> [Prompt]: Quote every line below exactly and skip any picture.

> [Extracted records]:
──────

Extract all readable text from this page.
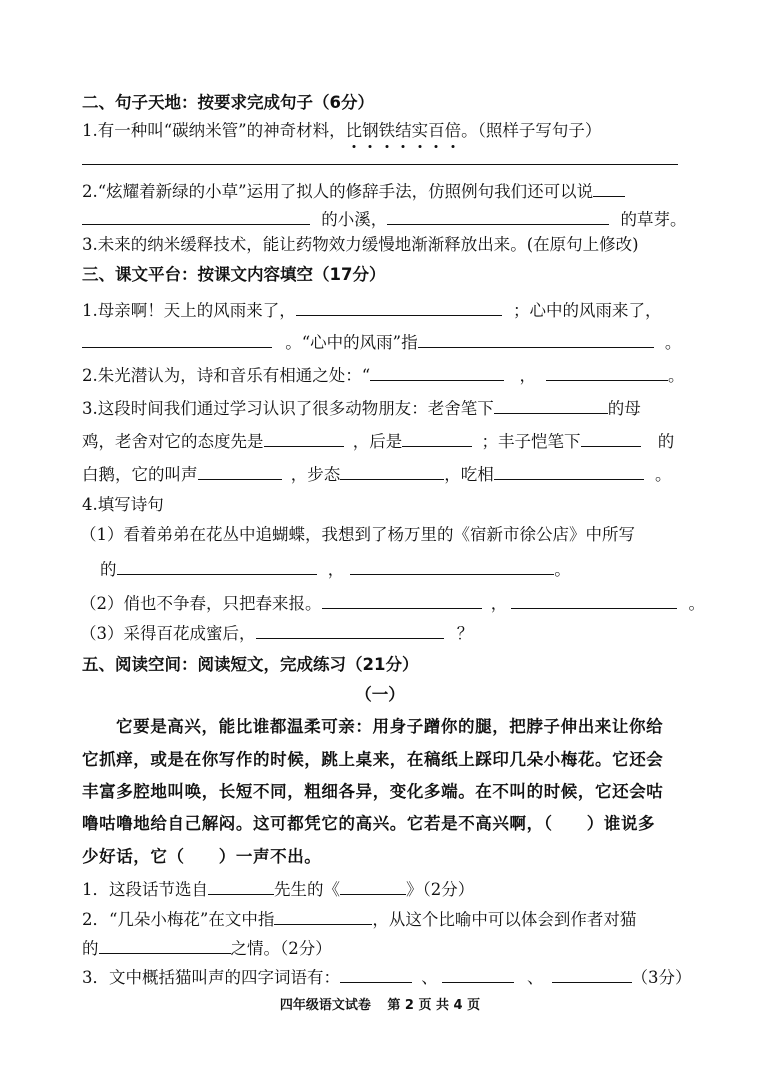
二、句子天地：按要求完成句子（6分）
1.有一种叫“碳纳米管”的神奇材料，比钢铁结实百倍。（照样子写句子）
2.“炫耀着新绿的小草”运用了拟人的修辞手法，仿照例句我们还可以说
的小溪，	的草芽。
3.未来的纳米缓释技术，能让药物效力缓慢地渐渐释放出来。(在原句上修改)
三、课文平台：按课文内容填空（17分）
1.母亲啊！天上的风雨来了，	；心中的风雨来了，
。“心中的风雨”指	。
2.朱光潜认为，诗和音乐有相通之处：“	，	。
3.这段时间我们通过学习认识了很多动物朋友：老舍笔下	的母
鸡，老舍对它的态度先是	，后是	；丰子恺笔下	的
白鹅，它的叫声	，步态	，吃相	。
4.填写诗句
（1）看着弟弟在花丛中追蝴蝶，我想到了杨万里的《宿新市徐公店》中所写
的	，	。
（2）俏也不争春，只把春来报。	，	。
（3）采得百花成蜜后，	？
五、阅读空间：阅读短文，完成练习（21分）
（一）
它要是高兴，能比谁都温柔可亲：用身子蹭你的腿，把脖子伸出来让你给
它抓痒，或是在你写作的时候，跳上桌来，在稿纸上踩印几朵小梅花。它还会
丰富多腔地叫唤，长短不同，粗细各异，变化多端。在不叫的时候，它还会咕
噜咕噜地给自己解闷。这可都凭它的高兴。它若是不高兴啊，（　　）谁说多
少好话，它（　　）一声不出。
1．这段话节选自	先生的《	》（2分）
2．“几朵小梅花”在文中指	，从这个比喻中可以体会到作者对猫
的	之情。（2分）
3．文中概括猫叫声的四字词语有：	、	、	（3分）
四年级语文试卷 第 2 页 共 4 页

──────

> [Full solution]:
Extract all readable text from this page.
二、句子天地：按要求完成句子（6分）
1.有一种叫“碳纳米管”的神奇材料，比钢铁结实百倍。（照样子写句子）
2.“炫耀着新绿的小草”运用了拟人的修辞手法，仿照例句我们还可以说
的小溪，	的草芽。
3.未来的纳米缓释技术，能让药物效力缓慢地渐渐释放出来。(在原句上修改)
三、课文平台：按课文内容填空（17分）
1.母亲啊！天上的风雨来了，	；心中的风雨来了，
。“心中的风雨”指	。
2.朱光潜认为，诗和音乐有相通之处：“	，	。
3.这段时间我们通过学习认识了很多动物朋友：老舍笔下	的母
鸡，老舍对它的态度先是	，后是	；丰子恺笔下	的
白鹅，它的叫声	，步态	，吃相	。
4.填写诗句
（1）看着弟弟在花丛中追蝴蝶，我想到了杨万里的《宿新市徐公店》中所写
的	，	。
（2）俏也不争春，只把春来报。	，	。
（3）采得百花成蜜后，	？
五、阅读空间：阅读短文，完成练习（21分）
（一）
它要是高兴，能比谁都温柔可亲：用身子蹭你的腿，把脖子伸出来让你给
它抓痒，或是在你写作的时候，跳上桌来，在稿纸上踩印几朵小梅花。它还会
丰富多腔地叫唤，长短不同，粗细各异，变化多端。在不叫的时候，它还会咕
噜咕噜地给自己解闷。这可都凭它的高兴。它若是不高兴啊，（　　）谁说多
少好话，它（　　）一声不出。
1．这段话节选自	先生的《	》（2分）
2．“几朵小梅花”在文中指	，从这个比喻中可以体会到作者对猫
的	之情。（2分）
3．文中概括猫叫声的四字词语有：	、	、	（3分）
四年级语文试卷 第 2 页 共 4 页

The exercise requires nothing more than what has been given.